**Your instructions**
Write the data out in full and word for word. Do not include images.

**Dataset**

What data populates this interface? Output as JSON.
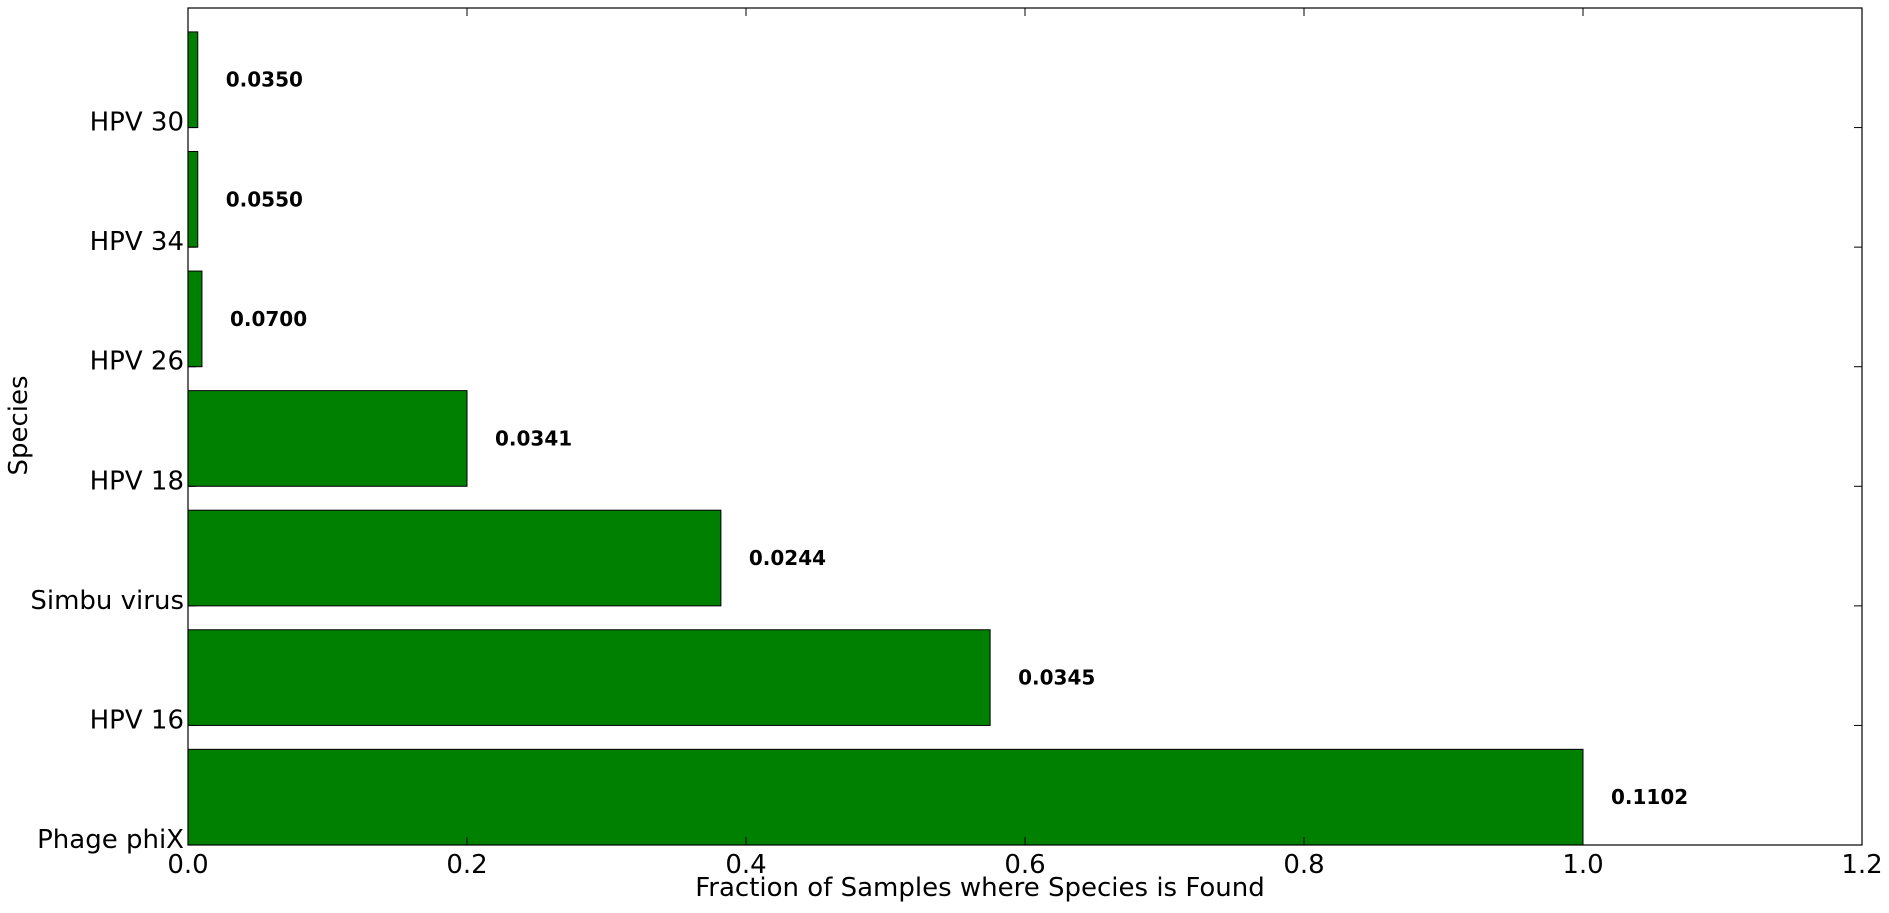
{
  "chart_data": {
    "type": "bar",
    "orientation": "horizontal",
    "title": "",
    "xlabel": "Fraction of Samples where Species is Found",
    "ylabel": "Species",
    "xlim": [
      0,
      1.2
    ],
    "xticks": [
      0.0,
      0.2,
      0.4,
      0.6,
      0.8,
      1.0,
      1.2
    ],
    "xtick_labels": [
      "0.0",
      "0.2",
      "0.4",
      "0.6",
      "0.8",
      "1.0",
      "1.2"
    ],
    "categories": [
      "Phage phiX",
      "HPV 16",
      "Simbu virus",
      "HPV 18",
      "HPV 26",
      "HPV 34",
      "HPV 30"
    ],
    "values": [
      1.0,
      0.575,
      0.382,
      0.2,
      0.01,
      0.007,
      0.007
    ],
    "bar_labels": [
      "0.1102",
      "0.0345",
      "0.0244",
      "0.0341",
      "0.0700",
      "0.0550",
      "0.0350"
    ],
    "bar_color": "#008000",
    "grid": false,
    "legend": "none"
  }
}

**Result of this exercise**
What data populates this interface? Output as JSON.
{
  "chart_data": {
    "type": "bar",
    "orientation": "horizontal",
    "title": "",
    "xlabel": "Fraction of Samples where Species is Found",
    "ylabel": "Species",
    "xlim": [
      0,
      1.2
    ],
    "xticks": [
      0.0,
      0.2,
      0.4,
      0.6,
      0.8,
      1.0,
      1.2
    ],
    "xtick_labels": [
      "0.0",
      "0.2",
      "0.4",
      "0.6",
      "0.8",
      "1.0",
      "1.2"
    ],
    "categories": [
      "Phage phiX",
      "HPV 16",
      "Simbu virus",
      "HPV 18",
      "HPV 26",
      "HPV 34",
      "HPV 30"
    ],
    "values": [
      1.0,
      0.575,
      0.382,
      0.2,
      0.01,
      0.007,
      0.007
    ],
    "bar_labels": [
      "0.1102",
      "0.0345",
      "0.0244",
      "0.0341",
      "0.0700",
      "0.0550",
      "0.0350"
    ],
    "bar_color": "#008000",
    "grid": false,
    "legend": "none"
  }
}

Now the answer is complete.